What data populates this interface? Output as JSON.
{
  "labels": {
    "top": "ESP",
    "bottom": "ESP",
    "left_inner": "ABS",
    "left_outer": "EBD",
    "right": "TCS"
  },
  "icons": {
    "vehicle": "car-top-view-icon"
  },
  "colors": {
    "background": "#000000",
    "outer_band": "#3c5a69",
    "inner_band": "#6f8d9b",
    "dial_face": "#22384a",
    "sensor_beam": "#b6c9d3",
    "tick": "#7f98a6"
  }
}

Task requirements: Reproduce each record exactly as it appears.

Expected answer:
What data populates this interface? Output as JSON.
{
  "labels": {
    "top": "ESP",
    "bottom": "ESP",
    "left_inner": "ABS",
    "left_outer": "EBD",
    "right": "TCS"
  },
  "icons": {
    "vehicle": "car-top-view-icon"
  },
  "colors": {
    "background": "#000000",
    "outer_band": "#3c5a69",
    "inner_band": "#6f8d9b",
    "dial_face": "#22384a",
    "sensor_beam": "#b6c9d3",
    "tick": "#7f98a6"
  }
}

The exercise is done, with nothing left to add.